── Data entries

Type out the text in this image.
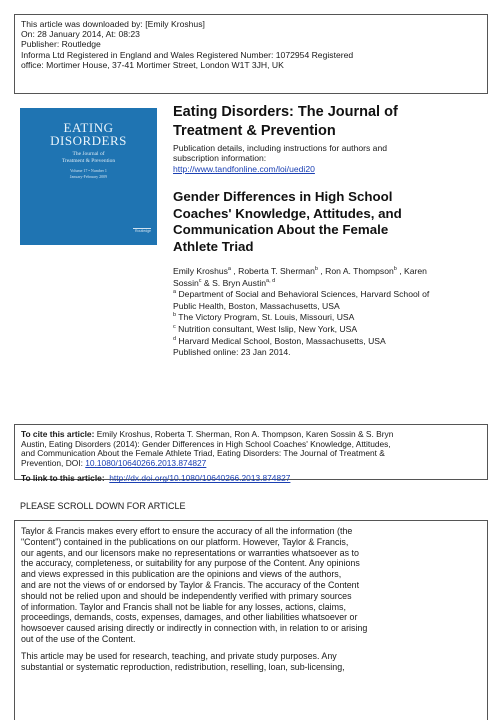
This article was downloaded by: [Emily Kroshus]
On: 28 January 2014, At: 08:23
Publisher: Routledge
Informa Ltd Registered in England and Wales Registered Number: 1072954 Registered
office: Mortimer House, 37-41 Mortimer Street, London W1T 3JH, UK
EATING
DISORDERS
The Journal of
Treatment & Prevention
Volume 17 • Number 1
January-February 2009
Routledge
Eating Disorders: The Journal of
Treatment & Prevention
Publication details, including instructions for authors and
subscription information:
http://www.tandfonline.com/loi/uedi20
Gender Differences in High School
Coaches' Knowledge, Attitudes, and
Communication About the Female
Athlete Triad
Emily Kroshus$^a$ , Roberta T. Sherman$^b$ , Ron A. Thompson$^b$ , Karen
Sossin$^c$ & S. Bryn Austin$^{a, d}$
$^a$ Department of Social and Behavioral Sciences, Harvard School of
Public Health, Boston, Massachusetts, USA
$^b$ The Victory Program, St. Louis, Missouri, USA
$^c$ Nutrition consultant, West Islip, New York, USA
$^d$ Harvard Medical School, Boston, Massachusetts, USA
Published online: 23 Jan 2014.
To cite this article: Emily Kroshus, Roberta T. Sherman, Ron A. Thompson, Karen Sossin & S. Bryn
Austin, Eating Disorders (2014): Gender Differences in High School Coaches' Knowledge, Attitudes,
and Communication About the Female Athlete Triad, Eating Disorders: The Journal of Treatment &
Prevention, DOI: 10.1080/10640266.2013.874827
To link to this article: http://dx.doi.org/10.1080/10640266.2013.874827
PLEASE SCROLL DOWN FOR ARTICLE
Taylor & Francis makes every effort to ensure the accuracy of all the information (the
"Content") contained in the publications on our platform. However, Taylor & Francis,
our agents, and our licensors make no representations or warranties whatsoever as to
the accuracy, completeness, or suitability for any purpose of the Content. Any opinions
and views expressed in this publication are the opinions and views of the authors,
and are not the views of or endorsed by Taylor & Francis. The accuracy of the Content
should not be relied upon and should be independently verified with primary sources
of information. Taylor and Francis shall not be liable for any losses, actions, claims,
proceedings, demands, costs, expenses, damages, and other liabilities whatsoever or
howsoever caused arising directly or indirectly in connection with, in relation to or arising
out of the use of the Content.
This article may be used for research, teaching, and private study purposes. Any
substantial or systematic reproduction, redistribution, reselling, loan, sub-licensing,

────

Task goal: Find the string "Content" in the entries above and return each line that holds it.

Written reply:
"Content") contained in the publications on our platform. However, Taylor & Francis,
the accuracy, completeness, or suitability for any purpose of the Content. Any opinions
and are not the views of or endorsed by Taylor & Francis. The accuracy of the Content
out of the use of the Content.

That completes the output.